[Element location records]
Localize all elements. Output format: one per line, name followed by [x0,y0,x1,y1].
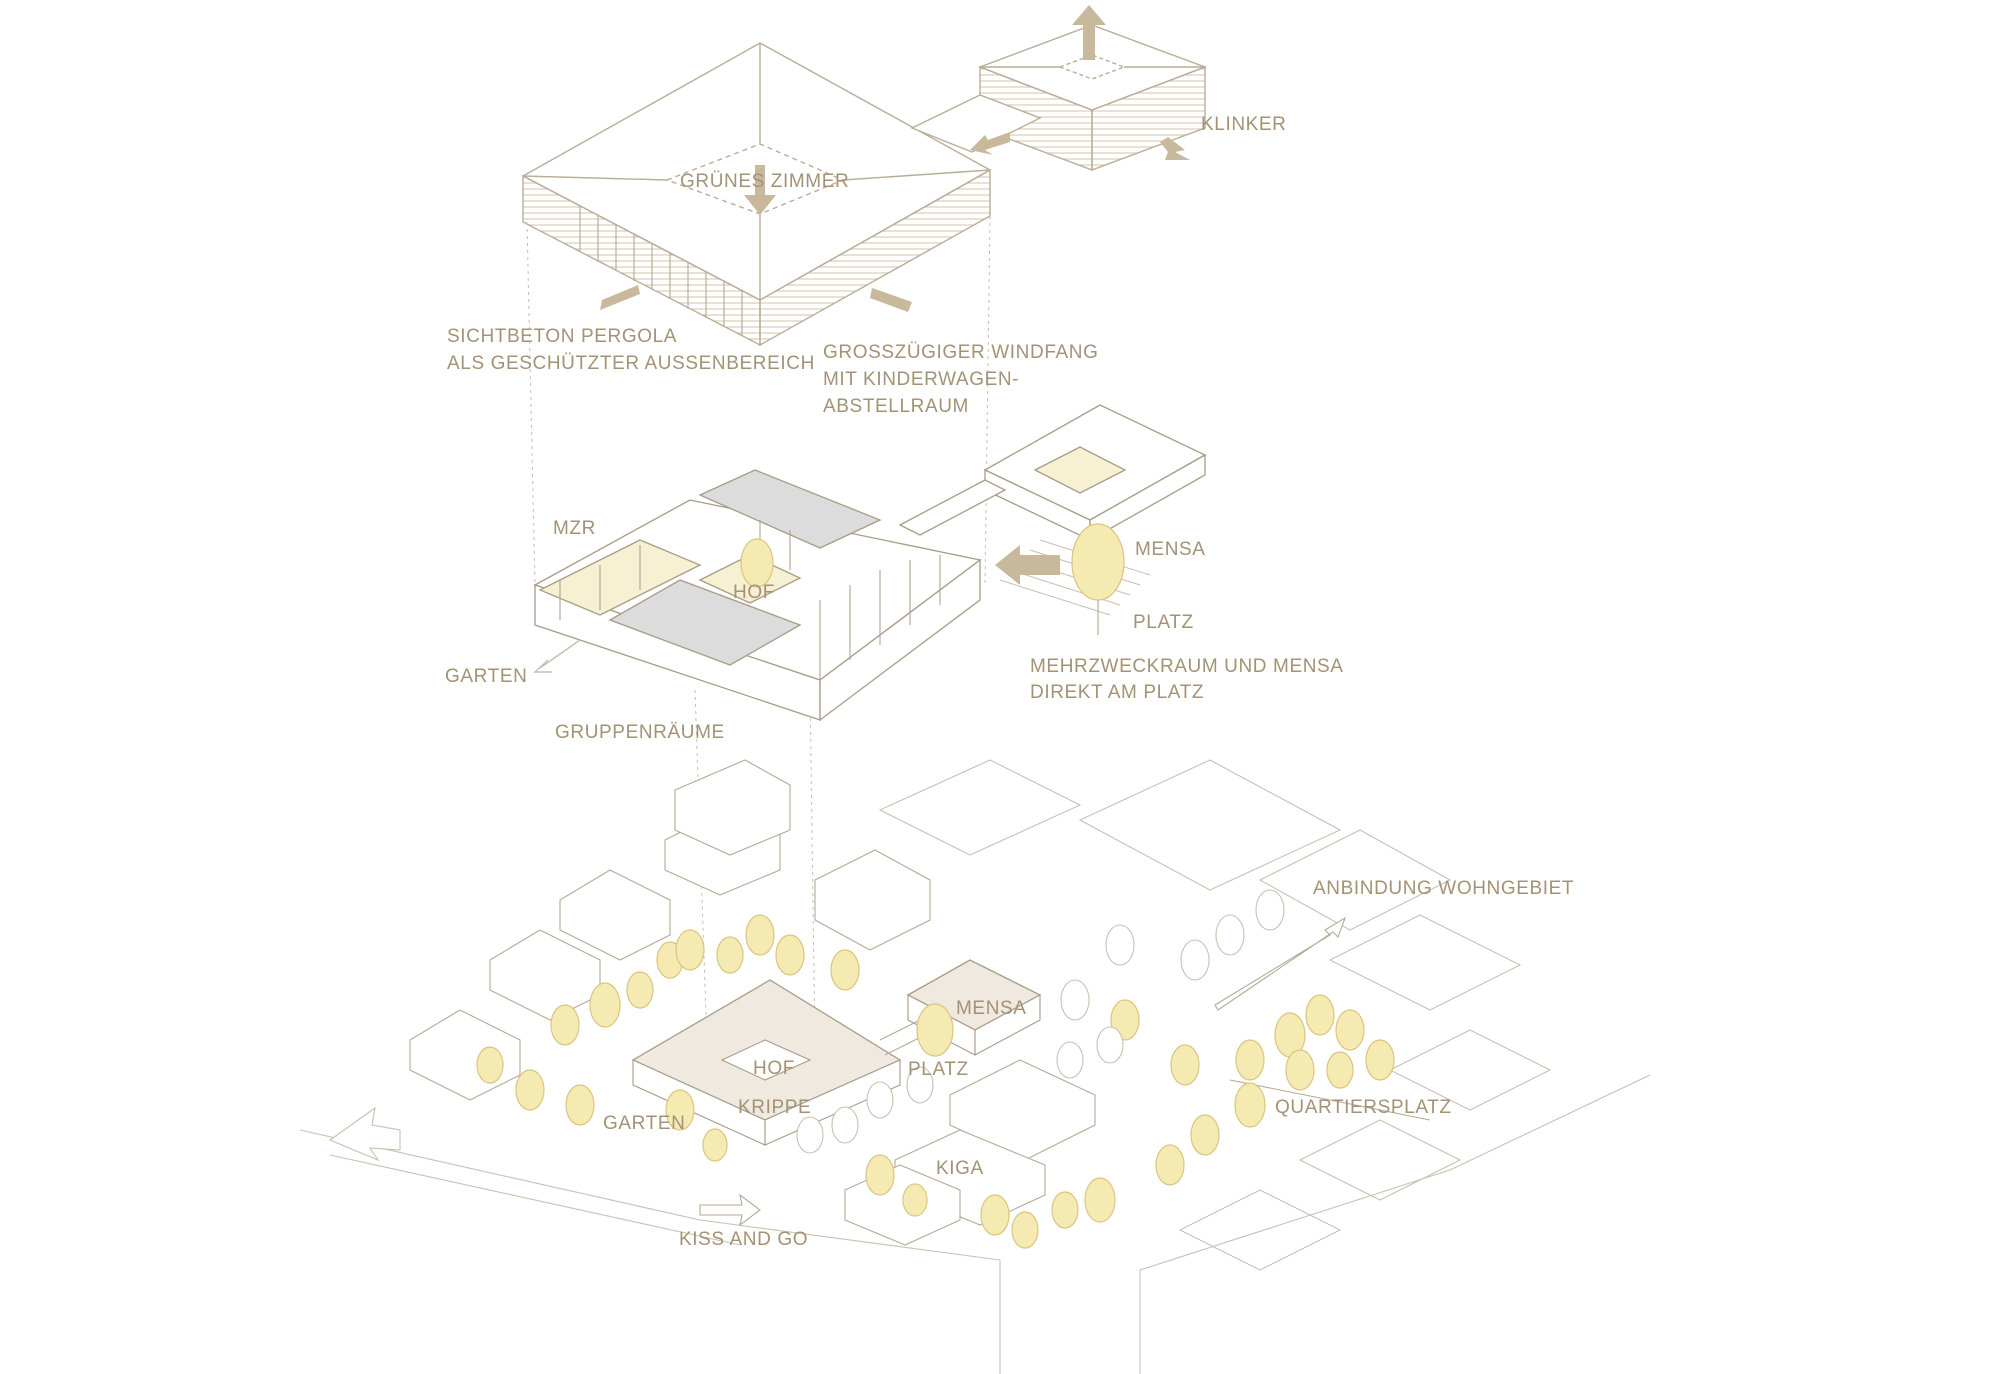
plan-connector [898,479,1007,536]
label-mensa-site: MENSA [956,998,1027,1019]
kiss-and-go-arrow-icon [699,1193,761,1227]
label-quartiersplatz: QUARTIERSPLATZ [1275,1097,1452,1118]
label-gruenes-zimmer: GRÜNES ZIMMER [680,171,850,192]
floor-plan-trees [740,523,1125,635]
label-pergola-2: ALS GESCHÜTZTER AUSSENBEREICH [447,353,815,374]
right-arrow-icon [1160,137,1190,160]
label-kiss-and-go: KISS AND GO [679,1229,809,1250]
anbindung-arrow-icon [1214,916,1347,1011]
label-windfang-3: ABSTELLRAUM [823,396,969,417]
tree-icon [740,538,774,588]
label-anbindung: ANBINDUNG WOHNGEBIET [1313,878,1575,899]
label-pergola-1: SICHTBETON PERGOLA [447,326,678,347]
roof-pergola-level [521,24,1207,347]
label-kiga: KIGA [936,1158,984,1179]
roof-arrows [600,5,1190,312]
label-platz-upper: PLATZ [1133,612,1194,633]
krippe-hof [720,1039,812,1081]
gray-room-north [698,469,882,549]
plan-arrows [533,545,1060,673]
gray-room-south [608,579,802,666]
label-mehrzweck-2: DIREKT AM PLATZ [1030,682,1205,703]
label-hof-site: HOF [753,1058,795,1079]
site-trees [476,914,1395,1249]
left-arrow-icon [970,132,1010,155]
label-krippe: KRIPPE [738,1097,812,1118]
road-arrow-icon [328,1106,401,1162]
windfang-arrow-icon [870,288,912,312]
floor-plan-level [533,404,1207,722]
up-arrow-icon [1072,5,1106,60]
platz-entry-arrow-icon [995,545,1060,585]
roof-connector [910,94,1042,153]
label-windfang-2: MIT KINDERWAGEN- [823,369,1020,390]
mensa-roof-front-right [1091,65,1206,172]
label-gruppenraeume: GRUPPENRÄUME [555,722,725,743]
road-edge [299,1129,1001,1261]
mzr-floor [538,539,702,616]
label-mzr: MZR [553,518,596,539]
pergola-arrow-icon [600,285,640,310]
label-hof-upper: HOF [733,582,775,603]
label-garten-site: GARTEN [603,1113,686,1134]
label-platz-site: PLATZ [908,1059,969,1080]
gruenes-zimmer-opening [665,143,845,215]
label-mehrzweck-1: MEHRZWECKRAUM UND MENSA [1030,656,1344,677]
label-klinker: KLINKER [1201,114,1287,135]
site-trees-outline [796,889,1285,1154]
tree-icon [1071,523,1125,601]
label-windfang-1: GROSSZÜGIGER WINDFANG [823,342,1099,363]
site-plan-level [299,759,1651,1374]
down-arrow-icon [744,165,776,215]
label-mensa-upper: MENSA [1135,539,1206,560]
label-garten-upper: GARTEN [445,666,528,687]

§ DO THIS:
Copy every line of the records above word for word, leaving out the pictures.

§ OUTPUT OF THE EXERCISE:
Localize all elements. Output format: one per line, name followed by [x0,y0,x1,y1].
plan-connector [898,479,1007,536]
label-mensa-site: MENSA [956,998,1027,1019]
kiss-and-go-arrow-icon [699,1193,761,1227]
label-quartiersplatz: QUARTIERSPLATZ [1275,1097,1452,1118]
label-gruenes-zimmer: GRÜNES ZIMMER [680,171,850,192]
floor-plan-trees [740,523,1125,635]
label-pergola-2: ALS GESCHÜTZTER AUSSENBEREICH [447,353,815,374]
right-arrow-icon [1160,137,1190,160]
label-kiss-and-go: KISS AND GO [679,1229,809,1250]
anbindung-arrow-icon [1214,916,1347,1011]
label-windfang-3: ABSTELLRAUM [823,396,969,417]
tree-icon [740,538,774,588]
label-anbindung: ANBINDUNG WOHNGEBIET [1313,878,1575,899]
label-pergola-1: SICHTBETON PERGOLA [447,326,678,347]
roof-pergola-level [521,24,1207,347]
label-kiga: KIGA [936,1158,984,1179]
roof-arrows [600,5,1190,312]
label-platz-upper: PLATZ [1133,612,1194,633]
krippe-hof [720,1039,812,1081]
gray-room-north [698,469,882,549]
plan-arrows [533,545,1060,673]
gray-room-south [608,579,802,666]
label-mehrzweck-2: DIREKT AM PLATZ [1030,682,1205,703]
label-hof-site: HOF [753,1058,795,1079]
site-trees [476,914,1395,1249]
left-arrow-icon [970,132,1010,155]
label-krippe: KRIPPE [738,1097,812,1118]
road-arrow-icon [328,1106,401,1162]
windfang-arrow-icon [870,288,912,312]
floor-plan-level [533,404,1207,722]
up-arrow-icon [1072,5,1106,60]
platz-entry-arrow-icon [995,545,1060,585]
roof-connector [910,94,1042,153]
label-windfang-2: MIT KINDERWAGEN- [823,369,1020,390]
mensa-roof-front-right [1091,65,1206,172]
label-gruppenraeume: GRUPPENRÄUME [555,722,725,743]
road-edge [299,1129,1001,1261]
mzr-floor [538,539,702,616]
label-mzr: MZR [553,518,596,539]
pergola-arrow-icon [600,285,640,310]
label-hof-upper: HOF [733,582,775,603]
label-garten-site: GARTEN [603,1113,686,1134]
label-platz-site: PLATZ [908,1059,969,1080]
gruenes-zimmer-opening [665,143,845,215]
label-mehrzweck-1: MEHRZWECKRAUM UND MENSA [1030,656,1344,677]
label-klinker: KLINKER [1201,114,1287,135]
site-trees-outline [796,889,1285,1154]
tree-icon [1071,523,1125,601]
label-windfang-1: GROSSZÜGIGER WINDFANG [823,342,1099,363]
site-plan-level [299,759,1651,1374]
down-arrow-icon [744,165,776,215]
label-mensa-upper: MENSA [1135,539,1206,560]
label-garten-upper: GARTEN [445,666,528,687]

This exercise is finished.